Task description = Retype the data below without altering anything.

Source data =
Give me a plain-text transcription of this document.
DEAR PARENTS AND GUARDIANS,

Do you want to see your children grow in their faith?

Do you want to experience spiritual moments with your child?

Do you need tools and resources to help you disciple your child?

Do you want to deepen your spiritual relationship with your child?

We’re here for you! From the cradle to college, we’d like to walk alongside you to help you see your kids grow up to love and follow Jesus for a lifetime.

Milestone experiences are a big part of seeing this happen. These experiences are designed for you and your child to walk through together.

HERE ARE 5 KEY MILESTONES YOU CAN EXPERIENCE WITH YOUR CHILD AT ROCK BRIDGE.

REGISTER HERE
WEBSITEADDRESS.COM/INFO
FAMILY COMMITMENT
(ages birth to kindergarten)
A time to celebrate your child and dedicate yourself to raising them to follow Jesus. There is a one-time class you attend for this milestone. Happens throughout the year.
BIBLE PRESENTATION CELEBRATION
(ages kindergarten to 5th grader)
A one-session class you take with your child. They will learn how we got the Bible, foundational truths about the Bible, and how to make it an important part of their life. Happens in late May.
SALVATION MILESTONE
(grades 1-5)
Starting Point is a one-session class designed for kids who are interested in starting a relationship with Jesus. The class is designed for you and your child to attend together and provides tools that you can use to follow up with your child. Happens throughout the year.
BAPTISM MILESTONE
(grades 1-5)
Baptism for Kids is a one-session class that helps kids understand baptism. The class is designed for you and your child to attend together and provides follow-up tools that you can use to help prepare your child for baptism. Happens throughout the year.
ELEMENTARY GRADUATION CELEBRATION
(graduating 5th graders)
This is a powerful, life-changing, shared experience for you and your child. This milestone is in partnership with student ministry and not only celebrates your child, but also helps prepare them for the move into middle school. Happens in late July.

Response below =
Give me a plain-text transcription of this document.
DEAR PARENTS AND GUARDIANS,

Do you want to see your children grow in their faith?

Do you want to experience spiritual moments with your child?

Do you need tools and resources to help you disciple your child?

Do you want to deepen your spiritual relationship with your child?

We’re here for you! From the cradle to college, we’d like to walk alongside you to help you see your kids grow up to love and follow Jesus for a lifetime.

Milestone experiences are a big part of seeing this happen. These experiences are designed for you and your child to walk through together.

HERE ARE 5 KEY MILESTONES YOU CAN EXPERIENCE WITH YOUR CHILD AT ROCK BRIDGE.

REGISTER HERE
WEBSITEADDRESS.COM/INFO
FAMILY COMMITMENT
(ages birth to kindergarten)
A time to celebrate your child and dedicate yourself to raising them to follow Jesus. There is a one-time class you attend for this milestone. Happens throughout the year.
BIBLE PRESENTATION CELEBRATION
(ages kindergarten to 5th grader)
A one-session class you take with your child. They will learn how we got the Bible, foundational truths about the Bible, and how to make it an important part of their life. Happens in late May.
SALVATION MILESTONE
(grades 1-5)
Starting Point is a one-session class designed for kids who are interested in starting a relationship with Jesus. The class is designed for you and your child to attend together and provides tools that you can use to follow up with your child. Happens throughout the year.
BAPTISM MILESTONE
(grades 1-5)
Baptism for Kids is a one-session class that helps kids understand baptism. The class is designed for you and your child to attend together and provides follow-up tools that you can use to help prepare your child for baptism. Happens throughout the year.
ELEMENTARY GRADUATION CELEBRATION
(graduating 5th graders)
This is a powerful, life-changing, shared experience for you and your child. This milestone is in partnership with student ministry and not only celebrates your child, but also helps prepare them for the move into middle school. Happens in late July.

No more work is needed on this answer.